- What to produce -
Report every line from the material that contains the word "Penicilina".

- Records from a data collection -
——
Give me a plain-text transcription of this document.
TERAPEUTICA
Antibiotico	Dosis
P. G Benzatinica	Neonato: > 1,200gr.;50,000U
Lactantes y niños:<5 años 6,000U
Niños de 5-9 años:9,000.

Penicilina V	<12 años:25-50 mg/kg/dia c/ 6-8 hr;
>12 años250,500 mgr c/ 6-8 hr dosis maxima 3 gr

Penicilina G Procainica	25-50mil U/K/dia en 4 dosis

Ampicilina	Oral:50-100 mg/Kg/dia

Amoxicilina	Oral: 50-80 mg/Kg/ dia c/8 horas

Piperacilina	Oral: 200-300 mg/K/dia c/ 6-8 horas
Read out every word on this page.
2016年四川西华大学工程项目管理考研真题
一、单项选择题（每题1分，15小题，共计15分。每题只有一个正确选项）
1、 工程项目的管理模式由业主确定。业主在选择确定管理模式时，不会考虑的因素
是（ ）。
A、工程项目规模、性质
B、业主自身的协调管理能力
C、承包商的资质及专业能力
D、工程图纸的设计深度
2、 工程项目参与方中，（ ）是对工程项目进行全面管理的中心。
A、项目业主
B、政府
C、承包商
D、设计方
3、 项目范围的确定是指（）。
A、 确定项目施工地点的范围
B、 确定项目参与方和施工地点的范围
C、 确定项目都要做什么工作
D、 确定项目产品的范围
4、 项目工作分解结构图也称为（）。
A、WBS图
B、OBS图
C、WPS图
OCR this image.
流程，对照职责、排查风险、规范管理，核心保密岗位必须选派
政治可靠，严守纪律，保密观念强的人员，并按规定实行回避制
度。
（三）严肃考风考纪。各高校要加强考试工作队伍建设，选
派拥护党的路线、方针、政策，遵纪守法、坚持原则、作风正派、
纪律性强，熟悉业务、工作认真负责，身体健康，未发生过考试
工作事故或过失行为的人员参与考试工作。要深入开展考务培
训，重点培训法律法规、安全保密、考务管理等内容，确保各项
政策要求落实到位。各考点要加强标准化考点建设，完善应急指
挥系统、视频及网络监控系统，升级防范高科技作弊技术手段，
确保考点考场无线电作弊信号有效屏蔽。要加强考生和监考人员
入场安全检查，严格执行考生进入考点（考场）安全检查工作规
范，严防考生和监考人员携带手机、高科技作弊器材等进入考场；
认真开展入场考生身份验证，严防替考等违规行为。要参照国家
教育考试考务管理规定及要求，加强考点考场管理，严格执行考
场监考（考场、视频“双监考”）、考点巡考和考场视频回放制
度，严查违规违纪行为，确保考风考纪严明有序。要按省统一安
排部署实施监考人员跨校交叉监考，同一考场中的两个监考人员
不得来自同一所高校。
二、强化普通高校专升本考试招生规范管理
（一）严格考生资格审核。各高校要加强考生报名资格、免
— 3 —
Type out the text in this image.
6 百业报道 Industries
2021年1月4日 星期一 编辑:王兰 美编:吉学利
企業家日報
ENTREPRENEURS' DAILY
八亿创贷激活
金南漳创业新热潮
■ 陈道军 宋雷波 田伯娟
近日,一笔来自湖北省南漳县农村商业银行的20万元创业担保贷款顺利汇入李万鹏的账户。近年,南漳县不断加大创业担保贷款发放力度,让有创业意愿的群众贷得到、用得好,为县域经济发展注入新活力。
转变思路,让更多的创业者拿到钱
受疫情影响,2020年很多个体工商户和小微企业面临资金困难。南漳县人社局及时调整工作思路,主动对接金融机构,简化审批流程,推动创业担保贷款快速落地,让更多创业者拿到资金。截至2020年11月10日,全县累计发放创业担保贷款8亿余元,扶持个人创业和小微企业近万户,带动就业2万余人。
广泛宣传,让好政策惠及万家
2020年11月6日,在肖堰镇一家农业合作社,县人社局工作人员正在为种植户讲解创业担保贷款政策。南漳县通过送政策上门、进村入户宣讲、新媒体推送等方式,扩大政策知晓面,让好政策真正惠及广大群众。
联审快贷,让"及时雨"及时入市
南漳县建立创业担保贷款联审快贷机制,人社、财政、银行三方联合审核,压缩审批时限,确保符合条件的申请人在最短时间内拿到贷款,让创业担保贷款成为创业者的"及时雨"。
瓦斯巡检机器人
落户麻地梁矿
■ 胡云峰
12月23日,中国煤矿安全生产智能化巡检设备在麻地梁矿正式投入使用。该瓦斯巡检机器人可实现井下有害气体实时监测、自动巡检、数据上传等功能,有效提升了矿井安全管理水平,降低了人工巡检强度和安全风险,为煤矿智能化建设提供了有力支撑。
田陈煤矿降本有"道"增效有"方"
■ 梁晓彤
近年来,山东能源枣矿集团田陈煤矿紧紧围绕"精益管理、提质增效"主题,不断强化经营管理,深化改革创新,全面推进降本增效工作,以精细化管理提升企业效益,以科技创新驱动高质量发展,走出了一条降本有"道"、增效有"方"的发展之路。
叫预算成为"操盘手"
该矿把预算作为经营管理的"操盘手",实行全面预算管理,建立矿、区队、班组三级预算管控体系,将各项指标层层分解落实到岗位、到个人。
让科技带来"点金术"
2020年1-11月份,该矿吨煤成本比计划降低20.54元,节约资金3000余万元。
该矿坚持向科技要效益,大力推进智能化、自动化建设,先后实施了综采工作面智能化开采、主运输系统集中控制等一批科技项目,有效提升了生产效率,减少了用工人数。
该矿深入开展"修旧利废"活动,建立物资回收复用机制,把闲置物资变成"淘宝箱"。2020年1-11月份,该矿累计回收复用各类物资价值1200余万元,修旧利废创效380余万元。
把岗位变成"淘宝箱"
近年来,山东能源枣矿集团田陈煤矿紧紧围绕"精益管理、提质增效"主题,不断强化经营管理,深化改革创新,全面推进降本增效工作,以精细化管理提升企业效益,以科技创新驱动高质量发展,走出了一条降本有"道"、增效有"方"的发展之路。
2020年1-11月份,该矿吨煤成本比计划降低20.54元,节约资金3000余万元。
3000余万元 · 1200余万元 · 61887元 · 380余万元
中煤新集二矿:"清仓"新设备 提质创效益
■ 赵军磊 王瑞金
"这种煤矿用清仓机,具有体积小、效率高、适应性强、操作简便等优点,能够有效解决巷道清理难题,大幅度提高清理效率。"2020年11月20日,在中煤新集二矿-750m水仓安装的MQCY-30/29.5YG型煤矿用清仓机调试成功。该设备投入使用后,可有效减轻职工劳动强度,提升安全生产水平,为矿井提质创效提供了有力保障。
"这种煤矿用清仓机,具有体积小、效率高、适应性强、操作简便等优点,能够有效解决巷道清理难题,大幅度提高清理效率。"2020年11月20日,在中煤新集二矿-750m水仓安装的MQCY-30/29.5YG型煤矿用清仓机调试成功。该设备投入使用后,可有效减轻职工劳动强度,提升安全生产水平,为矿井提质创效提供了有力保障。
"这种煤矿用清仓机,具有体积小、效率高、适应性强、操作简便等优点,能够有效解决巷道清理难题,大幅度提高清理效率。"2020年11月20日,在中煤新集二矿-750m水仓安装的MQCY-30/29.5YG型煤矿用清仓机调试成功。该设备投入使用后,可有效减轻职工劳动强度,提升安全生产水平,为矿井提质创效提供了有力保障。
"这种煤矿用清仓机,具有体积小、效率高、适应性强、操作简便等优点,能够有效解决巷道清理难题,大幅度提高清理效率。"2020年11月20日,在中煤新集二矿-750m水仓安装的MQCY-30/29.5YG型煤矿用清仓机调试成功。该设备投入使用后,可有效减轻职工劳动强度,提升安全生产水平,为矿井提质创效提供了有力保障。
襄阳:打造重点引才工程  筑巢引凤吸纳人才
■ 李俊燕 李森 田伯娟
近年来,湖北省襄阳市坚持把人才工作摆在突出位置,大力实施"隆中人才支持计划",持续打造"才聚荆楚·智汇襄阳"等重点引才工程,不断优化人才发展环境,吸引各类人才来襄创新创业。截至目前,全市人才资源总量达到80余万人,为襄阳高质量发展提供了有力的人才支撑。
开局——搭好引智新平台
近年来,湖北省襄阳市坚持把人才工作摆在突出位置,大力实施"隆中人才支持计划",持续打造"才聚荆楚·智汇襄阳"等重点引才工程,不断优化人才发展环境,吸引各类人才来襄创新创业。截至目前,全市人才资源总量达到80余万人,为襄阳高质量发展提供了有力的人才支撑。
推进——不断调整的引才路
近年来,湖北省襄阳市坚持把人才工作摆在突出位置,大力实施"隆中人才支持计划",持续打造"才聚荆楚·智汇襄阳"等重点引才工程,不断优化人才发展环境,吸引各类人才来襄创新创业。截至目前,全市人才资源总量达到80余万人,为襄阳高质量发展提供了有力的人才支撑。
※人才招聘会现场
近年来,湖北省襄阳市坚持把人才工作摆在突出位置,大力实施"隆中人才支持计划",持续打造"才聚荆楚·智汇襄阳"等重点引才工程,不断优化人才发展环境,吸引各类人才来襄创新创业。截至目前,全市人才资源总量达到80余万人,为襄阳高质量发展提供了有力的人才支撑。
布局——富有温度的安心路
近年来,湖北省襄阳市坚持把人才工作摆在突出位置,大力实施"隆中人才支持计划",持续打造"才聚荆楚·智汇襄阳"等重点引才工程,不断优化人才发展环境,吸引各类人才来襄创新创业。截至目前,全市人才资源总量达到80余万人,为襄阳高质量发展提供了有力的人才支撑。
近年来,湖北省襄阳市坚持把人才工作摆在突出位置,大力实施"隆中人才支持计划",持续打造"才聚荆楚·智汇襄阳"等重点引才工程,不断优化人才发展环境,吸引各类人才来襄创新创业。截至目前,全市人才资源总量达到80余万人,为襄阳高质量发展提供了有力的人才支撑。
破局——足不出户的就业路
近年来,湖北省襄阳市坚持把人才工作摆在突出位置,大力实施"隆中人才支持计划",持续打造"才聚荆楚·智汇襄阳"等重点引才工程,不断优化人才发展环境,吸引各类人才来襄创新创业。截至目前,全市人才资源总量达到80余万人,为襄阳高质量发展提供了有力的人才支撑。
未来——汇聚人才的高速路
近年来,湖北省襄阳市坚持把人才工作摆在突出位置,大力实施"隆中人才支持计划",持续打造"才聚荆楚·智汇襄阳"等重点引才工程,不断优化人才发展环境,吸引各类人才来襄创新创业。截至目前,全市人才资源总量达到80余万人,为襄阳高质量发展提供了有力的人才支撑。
——
- Solution to this exercise -
Penicilina V	<12 años:25-50 mg/kg/dia c/ 6-8 hr;
Penicilina G Procainica	25-50mil U/K/dia en 4 dosis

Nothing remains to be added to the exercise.